::: Text under study

Oil - China Syndrome - 12-07-2010
12.07.10 16:08


CHINA SYNDROME

Unlike early May, climbing crude oil prices garnered little momentum and market participants spotted a chance to sell rather than a burgeoning rally. The decisive divide remains the view of economic recovery in the US.

 

Presently the consensus seems to fall on the side of skepticism about the viability of a sustainable recovery. Crude pared last week’s gains as the market looked forward to a disappointing retail sales numbers on Thursday, as well as rising unemployment claims and cooling industrial production.

 

Along with a declining inflation rate which is falling below Fed targets, we already have painfully slow growth, very high joblessness, and intractable financial problems, which point to the gathering deflationary spiral. The only bright spot for oil prices recently has come from China which reported record oil imports for June.

 

China’s net crude purchases climbed to 22.14 MM metric tons in June, beating the previous record of 20.98MM tons in April, according to preliminary data from the General Administration of Customs on July 10. Imports surged 30% percent in the first half of this year on higher demand and lower costs.

 

Speculative interests have reduced their net-long position in New York oil futures for a second week, CFTC data showed. Their length outnumbered short positions by 26,215 contracts in the week ended July 6 according to the Commitments of Traders report.

::::::
::: Source data

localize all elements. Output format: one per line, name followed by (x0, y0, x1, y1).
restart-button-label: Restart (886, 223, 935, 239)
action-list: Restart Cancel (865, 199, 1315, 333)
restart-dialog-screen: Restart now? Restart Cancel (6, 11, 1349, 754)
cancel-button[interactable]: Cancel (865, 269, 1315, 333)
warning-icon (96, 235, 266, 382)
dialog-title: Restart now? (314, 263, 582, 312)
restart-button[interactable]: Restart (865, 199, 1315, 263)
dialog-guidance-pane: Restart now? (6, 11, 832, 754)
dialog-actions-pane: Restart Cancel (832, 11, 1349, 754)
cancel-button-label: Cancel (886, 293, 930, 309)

::::::

▶ _Required action_:
Answer these questions using the China Syndrome oil text.
1. Which release did the market expect to be disappointing on Thursday?
2. What was the previous record for China's net crude purchases, and in which month was it set?
3. By how many contracts did speculative long positions outnumber short positions in the week ended July 6?

▶ _Your response_:
1. Retail sales numbers.
2. 20.98MM tons, set in April.
3. 26,215 contracts.